• **RECORDS FOR THIS EXERCISE**:
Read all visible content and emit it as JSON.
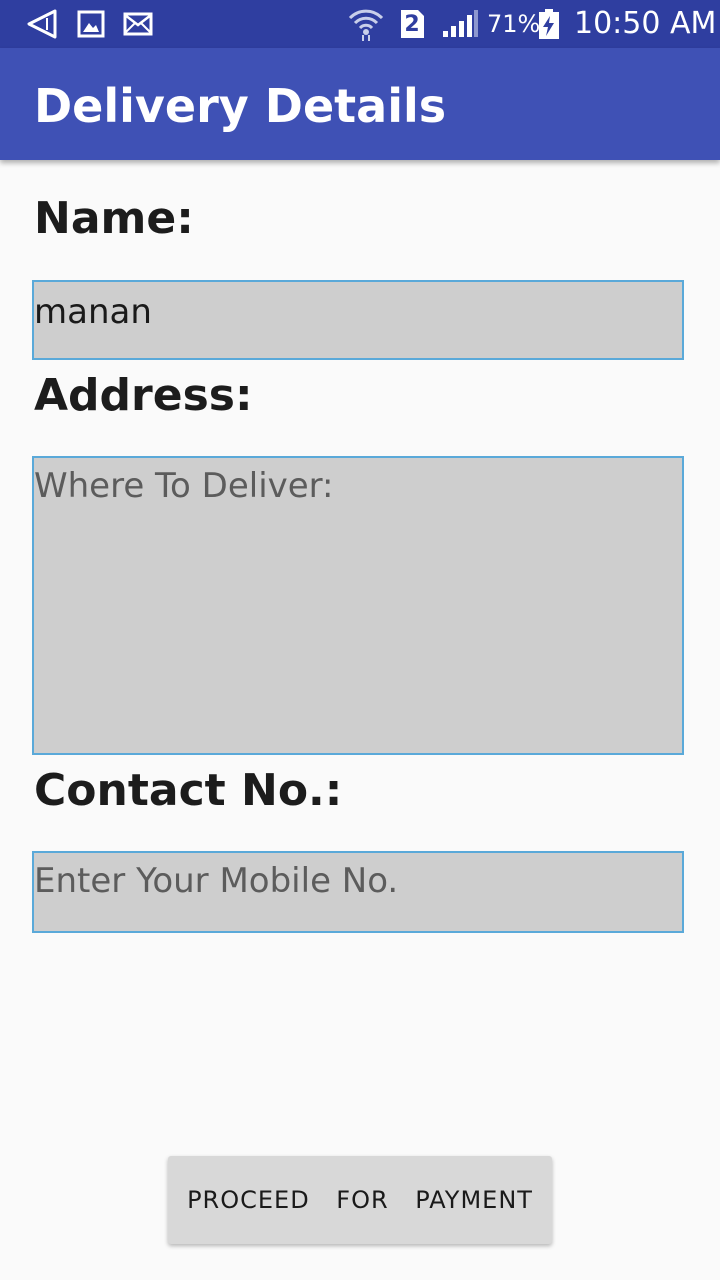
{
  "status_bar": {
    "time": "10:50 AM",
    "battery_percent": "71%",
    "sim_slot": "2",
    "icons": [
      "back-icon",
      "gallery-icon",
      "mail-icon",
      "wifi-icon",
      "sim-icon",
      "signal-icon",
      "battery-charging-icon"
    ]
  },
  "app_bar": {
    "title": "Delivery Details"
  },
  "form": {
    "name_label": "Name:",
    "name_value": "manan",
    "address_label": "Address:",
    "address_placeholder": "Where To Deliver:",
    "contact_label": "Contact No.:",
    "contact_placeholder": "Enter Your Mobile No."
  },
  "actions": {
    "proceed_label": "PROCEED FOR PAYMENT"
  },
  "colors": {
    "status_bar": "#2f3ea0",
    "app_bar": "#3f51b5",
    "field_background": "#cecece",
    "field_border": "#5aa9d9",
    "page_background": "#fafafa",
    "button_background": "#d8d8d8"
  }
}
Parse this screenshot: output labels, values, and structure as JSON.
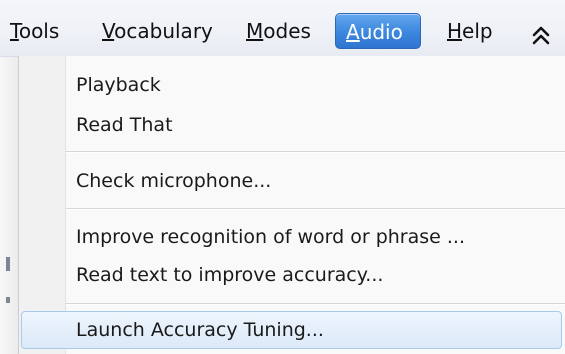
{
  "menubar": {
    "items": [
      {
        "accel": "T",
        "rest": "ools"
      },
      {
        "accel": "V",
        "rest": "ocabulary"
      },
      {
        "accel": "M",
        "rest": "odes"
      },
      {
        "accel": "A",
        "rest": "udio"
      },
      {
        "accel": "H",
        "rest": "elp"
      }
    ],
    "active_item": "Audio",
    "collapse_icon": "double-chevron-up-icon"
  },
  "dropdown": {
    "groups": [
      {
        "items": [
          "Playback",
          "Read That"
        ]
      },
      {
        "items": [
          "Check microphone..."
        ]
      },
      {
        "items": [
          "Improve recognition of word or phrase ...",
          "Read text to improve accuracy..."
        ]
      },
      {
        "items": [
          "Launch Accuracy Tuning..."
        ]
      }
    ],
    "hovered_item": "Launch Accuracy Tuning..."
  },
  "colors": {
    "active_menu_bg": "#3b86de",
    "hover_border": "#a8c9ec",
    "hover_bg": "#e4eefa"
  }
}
==
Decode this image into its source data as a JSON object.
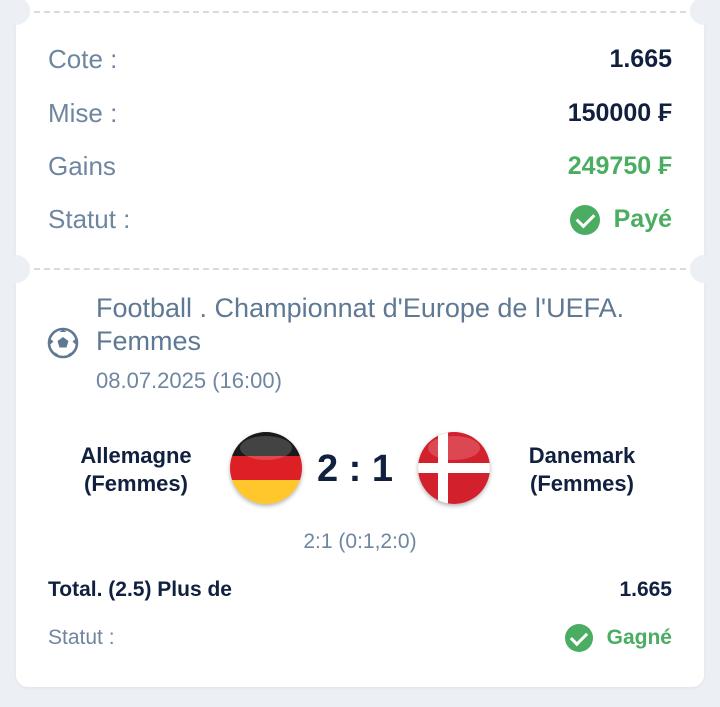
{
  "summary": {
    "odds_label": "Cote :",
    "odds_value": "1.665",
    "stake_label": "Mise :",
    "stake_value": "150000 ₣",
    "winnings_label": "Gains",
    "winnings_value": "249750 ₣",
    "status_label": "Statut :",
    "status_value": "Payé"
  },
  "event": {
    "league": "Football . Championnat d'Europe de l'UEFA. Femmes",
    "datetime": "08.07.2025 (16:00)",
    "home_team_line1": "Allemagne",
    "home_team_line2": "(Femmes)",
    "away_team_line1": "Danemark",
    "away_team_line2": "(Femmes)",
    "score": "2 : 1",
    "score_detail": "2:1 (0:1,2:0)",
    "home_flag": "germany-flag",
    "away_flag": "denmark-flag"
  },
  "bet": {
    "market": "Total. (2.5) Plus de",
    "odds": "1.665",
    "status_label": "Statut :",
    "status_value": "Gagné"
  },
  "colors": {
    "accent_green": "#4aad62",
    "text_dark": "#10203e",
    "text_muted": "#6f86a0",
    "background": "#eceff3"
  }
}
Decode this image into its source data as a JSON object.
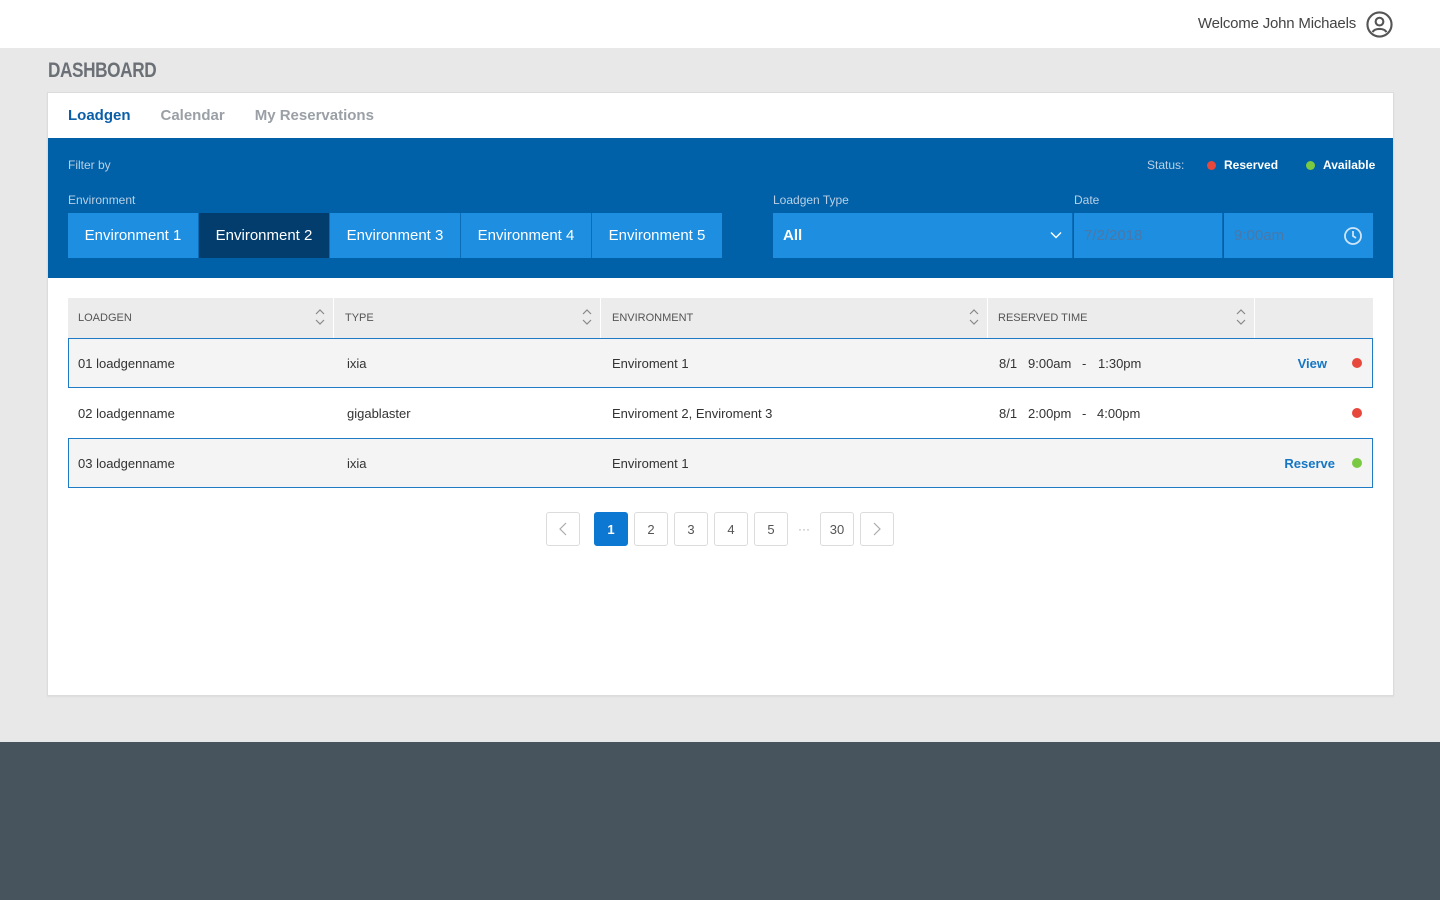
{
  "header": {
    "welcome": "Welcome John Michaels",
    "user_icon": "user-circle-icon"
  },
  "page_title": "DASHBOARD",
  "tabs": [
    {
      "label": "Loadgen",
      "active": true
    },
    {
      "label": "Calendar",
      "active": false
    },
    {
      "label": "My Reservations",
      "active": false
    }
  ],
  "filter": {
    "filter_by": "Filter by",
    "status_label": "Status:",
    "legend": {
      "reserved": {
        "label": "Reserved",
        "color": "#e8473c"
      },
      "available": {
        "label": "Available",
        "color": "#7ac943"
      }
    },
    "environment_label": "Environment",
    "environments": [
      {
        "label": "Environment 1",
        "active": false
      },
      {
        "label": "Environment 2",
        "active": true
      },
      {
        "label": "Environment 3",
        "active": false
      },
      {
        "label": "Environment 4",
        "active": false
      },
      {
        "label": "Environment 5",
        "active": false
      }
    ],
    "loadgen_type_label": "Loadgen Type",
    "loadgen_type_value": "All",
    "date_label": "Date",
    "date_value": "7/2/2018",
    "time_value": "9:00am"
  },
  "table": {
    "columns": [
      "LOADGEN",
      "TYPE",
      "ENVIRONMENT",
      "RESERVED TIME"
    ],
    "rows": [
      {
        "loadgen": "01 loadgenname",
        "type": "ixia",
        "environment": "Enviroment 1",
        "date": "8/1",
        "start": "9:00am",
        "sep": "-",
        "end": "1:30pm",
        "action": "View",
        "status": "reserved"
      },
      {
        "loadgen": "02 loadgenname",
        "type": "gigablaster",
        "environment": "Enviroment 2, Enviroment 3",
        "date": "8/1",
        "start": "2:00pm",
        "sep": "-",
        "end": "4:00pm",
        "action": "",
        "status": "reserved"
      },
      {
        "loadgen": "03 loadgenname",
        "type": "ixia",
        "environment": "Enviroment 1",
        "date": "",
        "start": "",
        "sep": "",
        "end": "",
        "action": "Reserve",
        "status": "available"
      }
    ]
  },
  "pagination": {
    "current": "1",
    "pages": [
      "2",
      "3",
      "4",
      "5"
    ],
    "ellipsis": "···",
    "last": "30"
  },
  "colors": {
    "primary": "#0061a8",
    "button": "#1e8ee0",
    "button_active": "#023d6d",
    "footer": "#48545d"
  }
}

• **THE TASK**: Among the lines of the material, find those that hold the word "Launch" and copy them.

• **SOLUTION TO THIS PROBLEM**:
          "Launch Accuracy Tuning..."
    "hovered_item": "Launch Accuracy Tuning..."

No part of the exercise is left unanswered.